At time \(t=0\) a unit charge is placed on the capacitor of a time-varying RC circuit. From experiments with the circuit it is observed that the resistance \(\mathrm{R}\) varies such that the coefficient \(1 / \mathrm{RC}\) in $$ y^{\prime}+(1 / R C) y=0 $$ oscillates about an average value, which we take to be unity. The capacitance \(\mathrm{C}\) is constant. We further assume that the oscillation of \(1 / \mathrm{RC}\) about unity allows us to write $$ (1 / R C) \equiv q(t)=1+b \cos t $$ where \(b\) is a real number such that \(|b|<1\).

Short Answer

Expert verified
The solution to the given time-varying RC circuit is \(y(t) = e^{-t - b\sin t}\), where \(q(t) = 1+b \cos t\), with |b|<1. This solution is obtained by finding the integrating factor and solving the first-order linear differential equation.

**Given data**
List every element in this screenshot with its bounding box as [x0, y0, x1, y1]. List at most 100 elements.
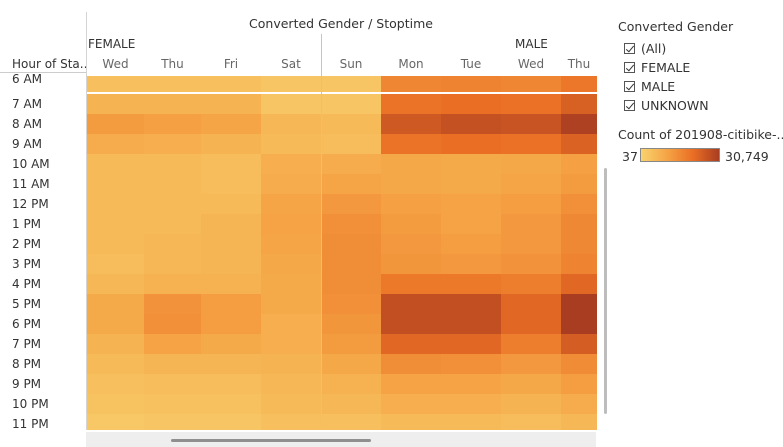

**Goal**
Write the next part of the RC circuit text, picking up after its final sentence. The lines above are separate from the RC circuit text.

**Answer to the task**
Step by step solution

01

Rewrite the given equation

First, rewrite the given equation as follows: \(y'(t) + q(t)y(t) = 0\) where \(q(t) = 1+b \cos t\).
02

Find an integrating factor

To solve this first-order linear differential equation, we will find an integrating factor. An integrating factor (IF) can be found by taking the exponential of the integral of the function multiplied by dt: IF = \(e^{\int q(t) dt} = e^{\int (1+b \cos t) dt}\)
03

Evaluate the integral for the integrating factor

Evaluate the integral to find the integrating factor: IF = \(e^{\int (1+b \cos t) dt} = e^{t + b \sin t}\)
04

Multiply the given equation by the integrating factor

Multiply the given equation on both sides by the integrating factor to get: \(e^{t + b \sin t}y'(t) + (1+b \cos t)e^{t + b \sin t}y(t) = 0\)
05

Observe that the left side is the derivative of a product

Notice that the left side of the equation is the derivative of a product: \(\frac{d}{dt}(e^{t + b\sin t}y(t)) = 0\)
06

Integrate both sides with respect to t

Integrate both sides of the equation with respect to t: \(\int \frac{d}{dt}(e^{t+b\sin t} y(t)) dt = \int 0 dt\) On integrating, we get: \(e^{t+b\sin t}y(t) = C\), where C is the integration constant.
07

Solve for y(t)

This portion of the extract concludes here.